#### [PROBLEM DETAILS]
Search the entries for the word "Diamond". Copy each line in which it is found.
++++
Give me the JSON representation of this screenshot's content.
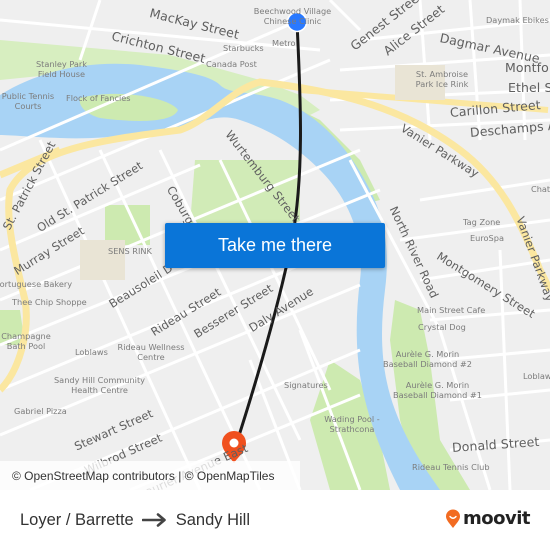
{
  "map": {
    "origin_marker": "origin-dot",
    "destination_marker": "destination-pin",
    "streets": [
      {
        "name": "MacKay Street",
        "key": "mackay"
      },
      {
        "name": "Crichton Street",
        "key": "crichton"
      },
      {
        "name": "Genest Street",
        "key": "genest"
      },
      {
        "name": "Alice Street",
        "key": "alice"
      },
      {
        "name": "Dagmar Avenue",
        "key": "dagmar"
      },
      {
        "name": "Montfort",
        "key": "montfort"
      },
      {
        "name": "Ethel St",
        "key": "ethel"
      },
      {
        "name": "Carillon Street",
        "key": "carillon"
      },
      {
        "name": "Deschamps Av",
        "key": "deschamps"
      },
      {
        "name": "Vanier Parkway",
        "key": "vanier1"
      },
      {
        "name": "Vanier Parkway",
        "key": "vanier2"
      },
      {
        "name": "Wurtemburg Street",
        "key": "wurtemburg"
      },
      {
        "name": "St. Patrick Street",
        "key": "stpatrick"
      },
      {
        "name": "Old St. Patrick Street",
        "key": "oldstpatrick"
      },
      {
        "name": "Coburg",
        "key": "coburg"
      },
      {
        "name": "Murray Street",
        "key": "murray"
      },
      {
        "name": "Beausoleil D",
        "key": "beausoleil"
      },
      {
        "name": "Rideau Street",
        "key": "rideau"
      },
      {
        "name": "Besserer Street",
        "key": "besserer"
      },
      {
        "name": "Daly Avenue",
        "key": "daly"
      },
      {
        "name": "North River Road",
        "key": "northriver"
      },
      {
        "name": "Montgomery Street",
        "key": "montgomery"
      },
      {
        "name": "Stewart Street",
        "key": "stewart"
      },
      {
        "name": "Wilbrod Street",
        "key": "wilbrod"
      },
      {
        "name": "Laurier Avenue East",
        "key": "laurier"
      },
      {
        "name": "Donald Street",
        "key": "donald"
      },
      {
        "name": "Street",
        "key": "street_nw"
      },
      {
        "name": "Cumberland",
        "key": "cumberland"
      }
    ],
    "places": [
      "Beechwood Village Chinese Clinic",
      "Metro",
      "Starbucks",
      "Canada Post",
      "Stanley Park Field House",
      "Public Tennis Courts",
      "Flock of Fancies",
      "Daymak Ebikes",
      "St. Ambroise Park Ice Rink",
      "Chat",
      "Tag Zone",
      "EuroSpa",
      "SENS RINK",
      "Portuguese Bakery",
      "Thee Chip Shoppe",
      "Champagne Bath Pool",
      "Loblaws",
      "Rideau Wellness Centre",
      "Sandy Hill Community Health Centre",
      "Gabriel Pizza",
      "Main Street Cafe",
      "Crystal Dog",
      "Aurèle G. Morin Baseball Diamond #2",
      "Aurèle G. Morin Baseball Diamond #1",
      "Loblaws",
      "Signatures",
      "Wading Pool - Strathcona",
      "Rideau Tennis Club"
    ],
    "cta_label": "Take me there",
    "attribution": "© OpenStreetMap contributors | © OpenMapTiles"
  },
  "footer": {
    "origin": "Loyer / Barrette",
    "destination": "Sandy Hill",
    "arrow_icon": "arrow-right-icon",
    "brand": "moovit",
    "brand_color": "#f26b21"
  },
  "colors": {
    "cta_bg": "#0a75d8",
    "route_line": "#1a1a1a",
    "origin_dot": "#2979ff",
    "destination_pin": "#f0501e",
    "water": "#a8d3f5",
    "park": "#cdeab0",
    "major_road": "#fbe7a0"
  }
}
++++
#### [ANSWER FOR THE TASK]
      "Aurèle G. Morin Baseball Diamond #2",
      "Aurèle G. Morin Baseball Diamond #1",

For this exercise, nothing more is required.